CONSIGNE: Modifiez le passage du texte fourni qui va de « Puis cette section » jusqu'à « Peter J. Weinberger). » en y remplaçant « plan » par « schéma ». Donnez ensuite ce passage modifié en entier.

Puis cette section 1.2 discute le caractère hiérarchique des URI, avec ses composants allant du plus significatif, le plan, tout à fait à gauche, au moins significatif, à droite (à noter que les séparateurs des composants varient, ce que n'auraient pas apprécié Rob Pike et Peter J. Weinberger).
La section 2 est consacrée aux caractères utilisés pour former un
URI, uniquement ASCII, on l'a vu. La section 2.2 donne une liste des
caractères qui, quoique présents dans ASCII, ne peuvent pas être
utilisés pour un URI car ils ont une signification spéciale. C'est le
cas par exemple du # qui introduit
l'identificateur d'un
fragment de la ressource. La section 2.1 normalise le codage
« pour cent » où les caractères non-ASCII sont remplacés par le signe
% suivi de leur valeur en
hexadécimal. (C'est hélas la valeur de chaque octet, pas le point de
code Unicode.) Malheureusement, la section 2 précise qu'aucun
encodage particulier n'est choisi. Il est donc
très difficile de faire des URI utilisant des caractères non-ASCII,
même en utilisant le codage « pour cent » puisqu'il n'y a pas de moyen
d'indiquer l'encodage utilisé. Ainsi,
http://example.org/caf%E9
est sans doute du
Latin-1 mais sans qu'on puisse en être sûr. On
limite les risques en supposant que l'encodage est
UTF-8 comme dans l'URI
http://fr.wikipedia.org/wiki/caf%C3%A9
(C3 A9
est l'encodage en UTF-8 du e accent aigu).

JEU DE DONNÉES:
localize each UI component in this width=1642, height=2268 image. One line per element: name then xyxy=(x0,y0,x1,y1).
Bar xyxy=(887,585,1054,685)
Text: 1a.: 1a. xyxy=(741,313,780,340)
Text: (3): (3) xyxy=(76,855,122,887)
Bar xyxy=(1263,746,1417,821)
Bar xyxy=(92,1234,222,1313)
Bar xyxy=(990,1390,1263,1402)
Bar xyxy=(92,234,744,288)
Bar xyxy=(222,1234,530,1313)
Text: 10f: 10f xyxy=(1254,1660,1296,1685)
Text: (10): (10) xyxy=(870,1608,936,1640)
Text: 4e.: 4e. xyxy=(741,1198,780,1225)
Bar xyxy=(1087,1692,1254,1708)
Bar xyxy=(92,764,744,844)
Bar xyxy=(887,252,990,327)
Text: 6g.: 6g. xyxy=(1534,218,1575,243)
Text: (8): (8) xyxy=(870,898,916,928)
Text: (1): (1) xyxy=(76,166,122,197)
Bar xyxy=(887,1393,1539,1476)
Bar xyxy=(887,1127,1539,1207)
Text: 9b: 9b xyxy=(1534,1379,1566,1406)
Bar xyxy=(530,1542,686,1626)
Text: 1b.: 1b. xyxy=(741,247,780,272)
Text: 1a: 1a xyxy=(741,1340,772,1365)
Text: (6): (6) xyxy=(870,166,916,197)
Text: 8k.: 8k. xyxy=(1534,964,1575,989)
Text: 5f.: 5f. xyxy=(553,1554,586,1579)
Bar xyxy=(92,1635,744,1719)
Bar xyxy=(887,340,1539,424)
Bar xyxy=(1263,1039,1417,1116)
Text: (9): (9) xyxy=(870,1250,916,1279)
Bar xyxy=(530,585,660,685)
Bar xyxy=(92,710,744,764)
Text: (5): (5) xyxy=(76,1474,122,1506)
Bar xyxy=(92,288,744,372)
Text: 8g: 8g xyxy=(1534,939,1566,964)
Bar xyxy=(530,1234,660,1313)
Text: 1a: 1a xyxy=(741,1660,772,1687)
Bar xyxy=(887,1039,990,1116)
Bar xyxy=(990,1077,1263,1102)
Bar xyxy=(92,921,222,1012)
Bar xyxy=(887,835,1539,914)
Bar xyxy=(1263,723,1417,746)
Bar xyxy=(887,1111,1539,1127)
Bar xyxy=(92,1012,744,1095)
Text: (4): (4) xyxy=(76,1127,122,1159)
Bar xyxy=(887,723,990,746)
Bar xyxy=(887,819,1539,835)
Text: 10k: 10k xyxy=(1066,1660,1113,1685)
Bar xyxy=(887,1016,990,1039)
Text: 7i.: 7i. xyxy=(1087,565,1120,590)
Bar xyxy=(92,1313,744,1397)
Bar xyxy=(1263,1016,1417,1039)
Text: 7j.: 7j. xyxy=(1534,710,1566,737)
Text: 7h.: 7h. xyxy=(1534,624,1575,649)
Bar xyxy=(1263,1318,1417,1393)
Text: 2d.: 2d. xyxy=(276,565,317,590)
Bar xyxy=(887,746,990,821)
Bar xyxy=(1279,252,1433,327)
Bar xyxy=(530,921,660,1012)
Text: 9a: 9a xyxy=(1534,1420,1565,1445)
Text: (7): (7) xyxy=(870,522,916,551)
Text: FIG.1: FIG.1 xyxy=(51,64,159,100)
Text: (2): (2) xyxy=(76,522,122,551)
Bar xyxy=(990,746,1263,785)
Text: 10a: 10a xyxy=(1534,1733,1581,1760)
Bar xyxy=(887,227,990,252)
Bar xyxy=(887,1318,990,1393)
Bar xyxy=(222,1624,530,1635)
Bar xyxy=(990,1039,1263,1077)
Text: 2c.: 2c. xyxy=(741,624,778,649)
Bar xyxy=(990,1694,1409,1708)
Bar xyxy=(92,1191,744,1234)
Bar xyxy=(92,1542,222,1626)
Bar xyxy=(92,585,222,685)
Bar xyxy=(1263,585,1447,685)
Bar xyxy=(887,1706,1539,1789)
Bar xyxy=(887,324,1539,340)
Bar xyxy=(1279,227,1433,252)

RÉPONSE:
Puis cette section 1.2 discute le caractère hiérarchique des URI, avec ses composants allant du plus significatif, le schéma, tout à fait à gauche, au moins significatif, à droite (à noter que les séparateurs des composants varient, ce que n'auraient pas apprécié Rob Pike et Peter J. Weinberger).